[SELECTED PASSAGE]
Roshdi Dizaji, Shayan; Ahmadzadeh, Koohyar; Zarei, Hamed; Miri, Reza; Yousefifard, Mahmoud.
  • Roshdi Dizaji S; Physiology Research Center, Iran University of Medical Sciences.
  • Ahmadzadeh K; Physiology Research Center, Iran University of Medical Sciences.
  • Zarei H; Physiology Research Center, Iran University of Medical Sciences.
  • Miri R; Prevention of Cardiovascular Disease Research Center, Shahid Beheshti University of Medical Sciences, Tehran, Iran.
  • Yousefifard M; Physiology Research Center, Iran University of Medical Sciences.
Eur J Emerg Med ; 31(5): 310-323, 2024 Oct 01.

[RECORDS SUPPLIED]
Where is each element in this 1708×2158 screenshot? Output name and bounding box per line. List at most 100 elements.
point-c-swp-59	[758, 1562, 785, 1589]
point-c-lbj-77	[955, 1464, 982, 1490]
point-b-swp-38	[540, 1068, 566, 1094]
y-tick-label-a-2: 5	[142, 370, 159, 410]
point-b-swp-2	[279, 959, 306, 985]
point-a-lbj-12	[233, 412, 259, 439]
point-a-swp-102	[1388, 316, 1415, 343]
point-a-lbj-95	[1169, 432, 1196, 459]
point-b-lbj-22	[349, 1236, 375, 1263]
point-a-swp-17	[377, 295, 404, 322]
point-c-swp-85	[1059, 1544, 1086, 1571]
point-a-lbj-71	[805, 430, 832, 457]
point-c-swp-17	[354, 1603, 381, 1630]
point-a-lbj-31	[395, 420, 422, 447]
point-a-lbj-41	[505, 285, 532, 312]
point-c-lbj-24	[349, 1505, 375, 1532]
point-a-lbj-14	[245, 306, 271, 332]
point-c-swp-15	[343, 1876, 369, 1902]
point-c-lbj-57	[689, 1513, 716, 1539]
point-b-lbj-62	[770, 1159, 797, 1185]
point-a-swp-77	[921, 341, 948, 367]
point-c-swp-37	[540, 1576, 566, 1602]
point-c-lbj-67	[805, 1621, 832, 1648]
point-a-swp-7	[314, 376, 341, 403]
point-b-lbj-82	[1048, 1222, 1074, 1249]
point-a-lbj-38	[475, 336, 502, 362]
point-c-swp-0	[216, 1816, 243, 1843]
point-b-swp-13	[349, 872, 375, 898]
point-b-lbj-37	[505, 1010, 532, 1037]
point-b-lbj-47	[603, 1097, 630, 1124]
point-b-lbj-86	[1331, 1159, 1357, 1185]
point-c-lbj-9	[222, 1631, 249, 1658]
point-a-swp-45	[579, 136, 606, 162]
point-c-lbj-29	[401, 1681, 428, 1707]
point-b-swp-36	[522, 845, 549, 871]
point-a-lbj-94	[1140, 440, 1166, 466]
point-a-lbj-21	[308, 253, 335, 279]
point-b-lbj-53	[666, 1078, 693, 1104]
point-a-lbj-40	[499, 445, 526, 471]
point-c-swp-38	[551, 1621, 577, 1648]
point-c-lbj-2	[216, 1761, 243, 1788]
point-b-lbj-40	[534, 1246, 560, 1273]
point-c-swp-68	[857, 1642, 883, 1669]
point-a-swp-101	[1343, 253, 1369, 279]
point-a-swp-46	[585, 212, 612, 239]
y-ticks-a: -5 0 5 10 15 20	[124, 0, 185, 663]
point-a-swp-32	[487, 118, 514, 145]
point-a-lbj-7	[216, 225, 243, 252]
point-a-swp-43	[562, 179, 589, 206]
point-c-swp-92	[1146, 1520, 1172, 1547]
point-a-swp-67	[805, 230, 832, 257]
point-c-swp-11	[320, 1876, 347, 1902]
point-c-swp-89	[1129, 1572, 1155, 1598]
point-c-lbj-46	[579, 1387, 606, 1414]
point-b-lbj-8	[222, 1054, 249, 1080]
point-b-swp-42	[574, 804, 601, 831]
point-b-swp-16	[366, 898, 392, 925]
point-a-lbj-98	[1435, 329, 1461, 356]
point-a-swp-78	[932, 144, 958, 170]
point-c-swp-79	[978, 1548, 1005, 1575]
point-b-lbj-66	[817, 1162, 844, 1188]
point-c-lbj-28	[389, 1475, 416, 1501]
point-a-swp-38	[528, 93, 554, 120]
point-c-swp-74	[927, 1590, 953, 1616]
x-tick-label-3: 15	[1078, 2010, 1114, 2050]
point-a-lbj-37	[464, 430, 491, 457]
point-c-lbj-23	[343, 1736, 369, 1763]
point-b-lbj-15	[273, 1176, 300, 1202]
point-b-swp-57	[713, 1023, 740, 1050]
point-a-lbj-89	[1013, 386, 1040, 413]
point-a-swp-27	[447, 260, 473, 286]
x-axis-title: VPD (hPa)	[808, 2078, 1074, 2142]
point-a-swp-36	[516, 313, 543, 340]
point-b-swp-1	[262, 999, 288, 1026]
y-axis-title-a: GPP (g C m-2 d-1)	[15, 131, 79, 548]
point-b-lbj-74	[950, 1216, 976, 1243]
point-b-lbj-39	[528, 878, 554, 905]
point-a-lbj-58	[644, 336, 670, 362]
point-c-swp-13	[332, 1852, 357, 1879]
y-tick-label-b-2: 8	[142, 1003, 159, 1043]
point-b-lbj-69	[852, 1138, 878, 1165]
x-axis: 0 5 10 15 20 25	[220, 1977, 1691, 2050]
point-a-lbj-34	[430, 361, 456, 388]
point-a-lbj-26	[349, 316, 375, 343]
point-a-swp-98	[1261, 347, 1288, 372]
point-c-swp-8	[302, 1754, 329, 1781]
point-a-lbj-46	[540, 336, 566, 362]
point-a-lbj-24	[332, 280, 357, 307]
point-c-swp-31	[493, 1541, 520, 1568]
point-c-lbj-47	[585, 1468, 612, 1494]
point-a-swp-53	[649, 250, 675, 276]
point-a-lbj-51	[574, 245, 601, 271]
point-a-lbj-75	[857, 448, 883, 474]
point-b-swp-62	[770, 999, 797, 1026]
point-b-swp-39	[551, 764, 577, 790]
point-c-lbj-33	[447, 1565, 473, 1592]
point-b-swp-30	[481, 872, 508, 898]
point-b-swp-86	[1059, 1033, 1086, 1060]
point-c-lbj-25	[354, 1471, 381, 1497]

[EXERCISE TASKS]
a) Decide whether each statement below agrees with the citation above. For each, answer yes or no and quote the deciding words from the citation. (i) Miri R is affiliated with the Prevention of Cardiovascular Disease Research Center at Shahid Beheshti University of Medical Sciences. (ii) The article appeared in volume 31, issue 5 of Eur J Emerg Med. (iii) Zarei H is affiliated with Shahid Beheshti University of Medical Sciences.
b) According to the citation above, on which pages of Eur J Emerg Med does the article appear?

[EXERCISE RESULTS]
a)
(i) Yes: "Miri R; Prevention of Cardiovascular Disease Research Center, Shahid Beheshti University of Medical Sciences, Tehran, Iran."
(ii) Yes: "Eur J Emerg Med ; 31(5): 310-323, 2024 Oct 01."
(iii) No: "Zarei H; Physiology Research Center, Iran University of Medical Sciences."

b) Pages 310-323.